## BEGIN DATA LISTING

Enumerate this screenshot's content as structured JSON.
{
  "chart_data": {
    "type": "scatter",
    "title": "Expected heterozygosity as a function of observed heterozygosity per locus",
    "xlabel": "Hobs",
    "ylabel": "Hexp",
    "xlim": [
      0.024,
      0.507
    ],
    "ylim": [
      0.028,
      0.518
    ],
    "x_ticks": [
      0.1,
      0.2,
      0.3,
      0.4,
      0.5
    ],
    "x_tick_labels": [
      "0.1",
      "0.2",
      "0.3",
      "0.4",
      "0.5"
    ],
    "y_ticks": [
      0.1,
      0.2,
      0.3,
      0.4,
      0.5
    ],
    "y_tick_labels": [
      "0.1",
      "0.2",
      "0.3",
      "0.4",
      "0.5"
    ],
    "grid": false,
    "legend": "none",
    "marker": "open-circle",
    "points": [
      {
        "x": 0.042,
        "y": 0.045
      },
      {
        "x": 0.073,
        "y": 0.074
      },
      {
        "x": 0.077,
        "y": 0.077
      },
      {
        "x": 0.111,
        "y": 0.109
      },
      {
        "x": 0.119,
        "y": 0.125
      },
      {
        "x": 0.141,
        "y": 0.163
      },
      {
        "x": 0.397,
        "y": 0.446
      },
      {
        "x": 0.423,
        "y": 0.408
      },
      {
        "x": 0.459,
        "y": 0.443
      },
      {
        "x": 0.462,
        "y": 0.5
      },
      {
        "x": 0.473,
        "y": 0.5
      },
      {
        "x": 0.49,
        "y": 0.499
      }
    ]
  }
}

## END DATA LISTING

Each line of the material must be restated exactly.

Enumerate this screenshot's content as structured JSON.
{
  "chart_data": {
    "type": "scatter",
    "title": "Expected heterozygosity as a function of observed heterozygosity per locus",
    "xlabel": "Hobs",
    "ylabel": "Hexp",
    "xlim": [
      0.024,
      0.507
    ],
    "ylim": [
      0.028,
      0.518
    ],
    "x_ticks": [
      0.1,
      0.2,
      0.3,
      0.4,
      0.5
    ],
    "x_tick_labels": [
      "0.1",
      "0.2",
      "0.3",
      "0.4",
      "0.5"
    ],
    "y_ticks": [
      0.1,
      0.2,
      0.3,
      0.4,
      0.5
    ],
    "y_tick_labels": [
      "0.1",
      "0.2",
      "0.3",
      "0.4",
      "0.5"
    ],
    "grid": false,
    "legend": "none",
    "marker": "open-circle",
    "points": [
      {
        "x": 0.042,
        "y": 0.045
      },
      {
        "x": 0.073,
        "y": 0.074
      },
      {
        "x": 0.077,
        "y": 0.077
      },
      {
        "x": 0.111,
        "y": 0.109
      },
      {
        "x": 0.119,
        "y": 0.125
      },
      {
        "x": 0.141,
        "y": 0.163
      },
      {
        "x": 0.397,
        "y": 0.446
      },
      {
        "x": 0.423,
        "y": 0.408
      },
      {
        "x": 0.459,
        "y": 0.443
      },
      {
        "x": 0.462,
        "y": 0.5
      },
      {
        "x": 0.473,
        "y": 0.5
      },
      {
        "x": 0.49,
        "y": 0.499
      }
    ]
  }
}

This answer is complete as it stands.